» Dataset

** START **

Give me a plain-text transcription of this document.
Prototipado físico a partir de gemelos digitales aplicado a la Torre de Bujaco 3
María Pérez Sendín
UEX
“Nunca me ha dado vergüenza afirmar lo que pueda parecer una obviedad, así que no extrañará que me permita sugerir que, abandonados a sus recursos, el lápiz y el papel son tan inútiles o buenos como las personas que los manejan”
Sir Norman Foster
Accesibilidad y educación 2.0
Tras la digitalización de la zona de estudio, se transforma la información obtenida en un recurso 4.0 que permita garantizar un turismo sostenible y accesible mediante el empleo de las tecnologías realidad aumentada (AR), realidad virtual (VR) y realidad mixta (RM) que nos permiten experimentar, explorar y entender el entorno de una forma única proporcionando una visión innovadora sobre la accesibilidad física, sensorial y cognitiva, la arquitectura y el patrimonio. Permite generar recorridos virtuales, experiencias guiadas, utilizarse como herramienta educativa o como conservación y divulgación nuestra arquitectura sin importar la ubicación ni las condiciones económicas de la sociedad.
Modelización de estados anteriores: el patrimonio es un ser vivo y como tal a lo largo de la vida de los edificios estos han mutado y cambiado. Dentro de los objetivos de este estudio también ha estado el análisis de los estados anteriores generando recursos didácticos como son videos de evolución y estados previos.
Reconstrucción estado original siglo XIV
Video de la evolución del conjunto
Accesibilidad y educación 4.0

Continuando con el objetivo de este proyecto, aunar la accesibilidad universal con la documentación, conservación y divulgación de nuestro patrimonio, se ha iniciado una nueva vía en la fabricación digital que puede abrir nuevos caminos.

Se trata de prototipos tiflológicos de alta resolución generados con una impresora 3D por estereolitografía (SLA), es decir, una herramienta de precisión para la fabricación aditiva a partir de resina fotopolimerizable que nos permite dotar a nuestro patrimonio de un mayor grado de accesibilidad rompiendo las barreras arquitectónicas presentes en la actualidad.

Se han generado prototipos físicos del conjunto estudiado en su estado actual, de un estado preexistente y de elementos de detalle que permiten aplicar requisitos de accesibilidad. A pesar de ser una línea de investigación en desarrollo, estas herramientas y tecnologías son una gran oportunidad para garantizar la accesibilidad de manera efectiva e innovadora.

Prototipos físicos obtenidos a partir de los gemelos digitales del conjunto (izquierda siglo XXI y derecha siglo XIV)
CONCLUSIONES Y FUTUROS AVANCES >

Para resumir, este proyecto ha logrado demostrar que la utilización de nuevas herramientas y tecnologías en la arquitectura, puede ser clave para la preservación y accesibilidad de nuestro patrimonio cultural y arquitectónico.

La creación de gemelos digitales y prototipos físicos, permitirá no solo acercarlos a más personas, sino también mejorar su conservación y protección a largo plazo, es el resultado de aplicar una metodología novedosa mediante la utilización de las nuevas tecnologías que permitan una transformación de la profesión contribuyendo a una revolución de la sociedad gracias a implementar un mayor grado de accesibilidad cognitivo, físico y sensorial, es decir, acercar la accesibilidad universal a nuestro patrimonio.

** END **
** START **

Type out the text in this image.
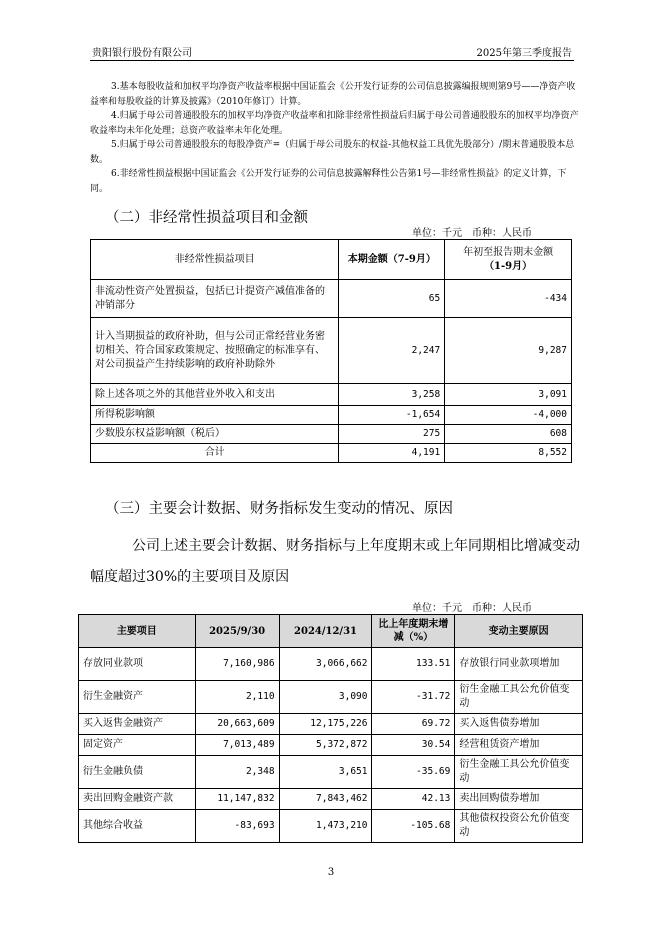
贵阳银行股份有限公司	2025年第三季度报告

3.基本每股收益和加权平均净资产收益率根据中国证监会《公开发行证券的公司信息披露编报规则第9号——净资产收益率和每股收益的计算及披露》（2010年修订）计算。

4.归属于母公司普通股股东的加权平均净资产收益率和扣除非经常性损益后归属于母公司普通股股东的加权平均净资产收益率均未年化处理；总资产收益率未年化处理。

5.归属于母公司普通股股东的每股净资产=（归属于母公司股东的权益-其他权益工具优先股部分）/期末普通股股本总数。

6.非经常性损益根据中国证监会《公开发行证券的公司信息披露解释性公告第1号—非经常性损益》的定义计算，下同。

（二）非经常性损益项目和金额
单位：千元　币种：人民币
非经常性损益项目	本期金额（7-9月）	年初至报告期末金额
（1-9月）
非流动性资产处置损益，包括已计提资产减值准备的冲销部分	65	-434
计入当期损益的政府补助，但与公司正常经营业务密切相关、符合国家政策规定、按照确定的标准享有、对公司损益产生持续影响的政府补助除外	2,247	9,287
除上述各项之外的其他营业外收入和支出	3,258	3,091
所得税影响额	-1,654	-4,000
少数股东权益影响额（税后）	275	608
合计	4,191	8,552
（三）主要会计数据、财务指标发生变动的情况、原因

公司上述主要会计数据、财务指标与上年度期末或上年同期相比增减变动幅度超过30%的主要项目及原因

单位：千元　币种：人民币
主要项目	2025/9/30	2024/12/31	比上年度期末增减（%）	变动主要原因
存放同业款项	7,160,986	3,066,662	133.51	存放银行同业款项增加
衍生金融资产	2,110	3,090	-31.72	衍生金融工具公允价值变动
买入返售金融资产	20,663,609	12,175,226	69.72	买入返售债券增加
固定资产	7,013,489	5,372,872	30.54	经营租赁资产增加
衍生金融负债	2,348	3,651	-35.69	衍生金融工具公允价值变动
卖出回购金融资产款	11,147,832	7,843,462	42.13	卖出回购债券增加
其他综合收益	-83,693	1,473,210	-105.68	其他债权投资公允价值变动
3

** END **

» Exercise aim
Count the lines that hold the string "conjunto", and reply with that number alone.

» Result for this task
3